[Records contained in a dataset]
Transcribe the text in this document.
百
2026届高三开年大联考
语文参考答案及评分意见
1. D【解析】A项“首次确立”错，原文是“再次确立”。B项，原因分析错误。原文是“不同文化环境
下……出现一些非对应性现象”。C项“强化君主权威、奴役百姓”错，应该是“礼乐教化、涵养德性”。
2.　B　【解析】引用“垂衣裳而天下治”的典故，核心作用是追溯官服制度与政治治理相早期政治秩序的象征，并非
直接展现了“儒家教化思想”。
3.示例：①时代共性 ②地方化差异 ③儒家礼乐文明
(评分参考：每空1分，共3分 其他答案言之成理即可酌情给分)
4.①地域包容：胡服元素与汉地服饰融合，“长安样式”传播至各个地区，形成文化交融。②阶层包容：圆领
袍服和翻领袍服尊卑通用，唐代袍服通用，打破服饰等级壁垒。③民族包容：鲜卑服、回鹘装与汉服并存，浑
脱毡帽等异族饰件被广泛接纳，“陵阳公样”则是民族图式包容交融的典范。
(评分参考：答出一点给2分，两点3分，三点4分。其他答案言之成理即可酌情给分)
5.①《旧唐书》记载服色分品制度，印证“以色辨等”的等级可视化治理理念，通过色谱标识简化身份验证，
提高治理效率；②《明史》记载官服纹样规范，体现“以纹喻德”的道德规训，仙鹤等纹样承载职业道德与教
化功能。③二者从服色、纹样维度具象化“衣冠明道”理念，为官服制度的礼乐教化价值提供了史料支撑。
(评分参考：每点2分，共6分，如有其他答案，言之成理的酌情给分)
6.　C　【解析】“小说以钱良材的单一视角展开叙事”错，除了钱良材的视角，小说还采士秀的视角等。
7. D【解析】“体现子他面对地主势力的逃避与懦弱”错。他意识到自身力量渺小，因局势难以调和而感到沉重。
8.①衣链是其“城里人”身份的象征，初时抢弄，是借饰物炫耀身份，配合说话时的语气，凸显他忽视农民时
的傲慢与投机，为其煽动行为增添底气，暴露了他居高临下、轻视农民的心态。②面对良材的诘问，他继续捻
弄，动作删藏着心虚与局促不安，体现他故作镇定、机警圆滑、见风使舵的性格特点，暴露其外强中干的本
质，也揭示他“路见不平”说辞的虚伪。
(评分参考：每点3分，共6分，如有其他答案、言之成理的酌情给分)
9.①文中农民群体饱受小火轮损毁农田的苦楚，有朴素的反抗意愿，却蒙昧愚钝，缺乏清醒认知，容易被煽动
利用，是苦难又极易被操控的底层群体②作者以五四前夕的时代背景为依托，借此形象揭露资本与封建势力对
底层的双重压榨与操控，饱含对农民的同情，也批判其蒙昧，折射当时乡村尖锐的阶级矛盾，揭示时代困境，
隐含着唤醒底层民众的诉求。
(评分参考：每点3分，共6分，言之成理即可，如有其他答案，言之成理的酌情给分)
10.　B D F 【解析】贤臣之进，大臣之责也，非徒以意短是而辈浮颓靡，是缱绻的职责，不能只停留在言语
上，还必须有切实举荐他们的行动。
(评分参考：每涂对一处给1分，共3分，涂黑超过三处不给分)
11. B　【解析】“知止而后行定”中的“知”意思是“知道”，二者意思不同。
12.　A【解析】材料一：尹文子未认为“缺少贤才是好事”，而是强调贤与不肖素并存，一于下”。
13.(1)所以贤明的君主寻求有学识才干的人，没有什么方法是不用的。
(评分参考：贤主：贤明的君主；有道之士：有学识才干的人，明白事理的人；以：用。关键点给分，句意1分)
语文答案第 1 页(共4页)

### CHALLENGE:
Transcribe all lines as written.

### EXERCISE OUTPUT:
Transcribe the text in this document.
百
2026届高三开年大联考
语文参考答案及评分意见
1. D【解析】A项“首次确立”错，原文是“再次确立”。B项，原因分析错误。原文是“不同文化环境
下……出现一些非对应性现象”。C项“强化君主权威、奴役百姓”错，应该是“礼乐教化、涵养德性”。
2.　B　【解析】引用“垂衣裳而天下治”的典故，核心作用是追溯官服制度与政治治理相早期政治秩序的象征，并非
直接展现了“儒家教化思想”。
3.示例：①时代共性 ②地方化差异 ③儒家礼乐文明
(评分参考：每空1分，共3分 其他答案言之成理即可酌情给分)
4.①地域包容：胡服元素与汉地服饰融合，“长安样式”传播至各个地区，形成文化交融。②阶层包容：圆领
袍服和翻领袍服尊卑通用，唐代袍服通用，打破服饰等级壁垒。③民族包容：鲜卑服、回鹘装与汉服并存，浑
脱毡帽等异族饰件被广泛接纳，“陵阳公样”则是民族图式包容交融的典范。
(评分参考：答出一点给2分，两点3分，三点4分。其他答案言之成理即可酌情给分)
5.①《旧唐书》记载服色分品制度，印证“以色辨等”的等级可视化治理理念，通过色谱标识简化身份验证，
提高治理效率；②《明史》记载官服纹样规范，体现“以纹喻德”的道德规训，仙鹤等纹样承载职业道德与教
化功能。③二者从服色、纹样维度具象化“衣冠明道”理念，为官服制度的礼乐教化价值提供了史料支撑。
(评分参考：每点2分，共6分，如有其他答案，言之成理的酌情给分)
6.　C　【解析】“小说以钱良材的单一视角展开叙事”错，除了钱良材的视角，小说还采士秀的视角等。
7. D【解析】“体现子他面对地主势力的逃避与懦弱”错。他意识到自身力量渺小，因局势难以调和而感到沉重。
8.①衣链是其“城里人”身份的象征，初时抢弄，是借饰物炫耀身份，配合说话时的语气，凸显他忽视农民时
的傲慢与投机，为其煽动行为增添底气，暴露了他居高临下、轻视农民的心态。②面对良材的诘问，他继续捻
弄，动作删藏着心虚与局促不安，体现他故作镇定、机警圆滑、见风使舵的性格特点，暴露其外强中干的本
质，也揭示他“路见不平”说辞的虚伪。
(评分参考：每点3分，共6分，如有其他答案、言之成理的酌情给分)
9.①文中农民群体饱受小火轮损毁农田的苦楚，有朴素的反抗意愿，却蒙昧愚钝，缺乏清醒认知，容易被煽动
利用，是苦难又极易被操控的底层群体②作者以五四前夕的时代背景为依托，借此形象揭露资本与封建势力对
底层的双重压榨与操控，饱含对农民的同情，也批判其蒙昧，折射当时乡村尖锐的阶级矛盾，揭示时代困境，
隐含着唤醒底层民众的诉求。
(评分参考：每点3分，共6分，言之成理即可，如有其他答案，言之成理的酌情给分)
10.　B D F 【解析】贤臣之进，大臣之责也，非徒以意短是而辈浮颓靡，是缱绻的职责，不能只停留在言语
上，还必须有切实举荐他们的行动。
(评分参考：每涂对一处给1分，共3分，涂黑超过三处不给分)
11. B　【解析】“知止而后行定”中的“知”意思是“知道”，二者意思不同。
12.　A【解析】材料一：尹文子未认为“缺少贤才是好事”，而是强调贤与不肖素并存，一于下”。
13.(1)所以贤明的君主寻求有学识才干的人，没有什么方法是不用的。
(评分参考：贤主：贤明的君主；有道之士：有学识才干的人，明白事理的人；以：用。关键点给分，句意1分)
语文答案第 1 页(共4页)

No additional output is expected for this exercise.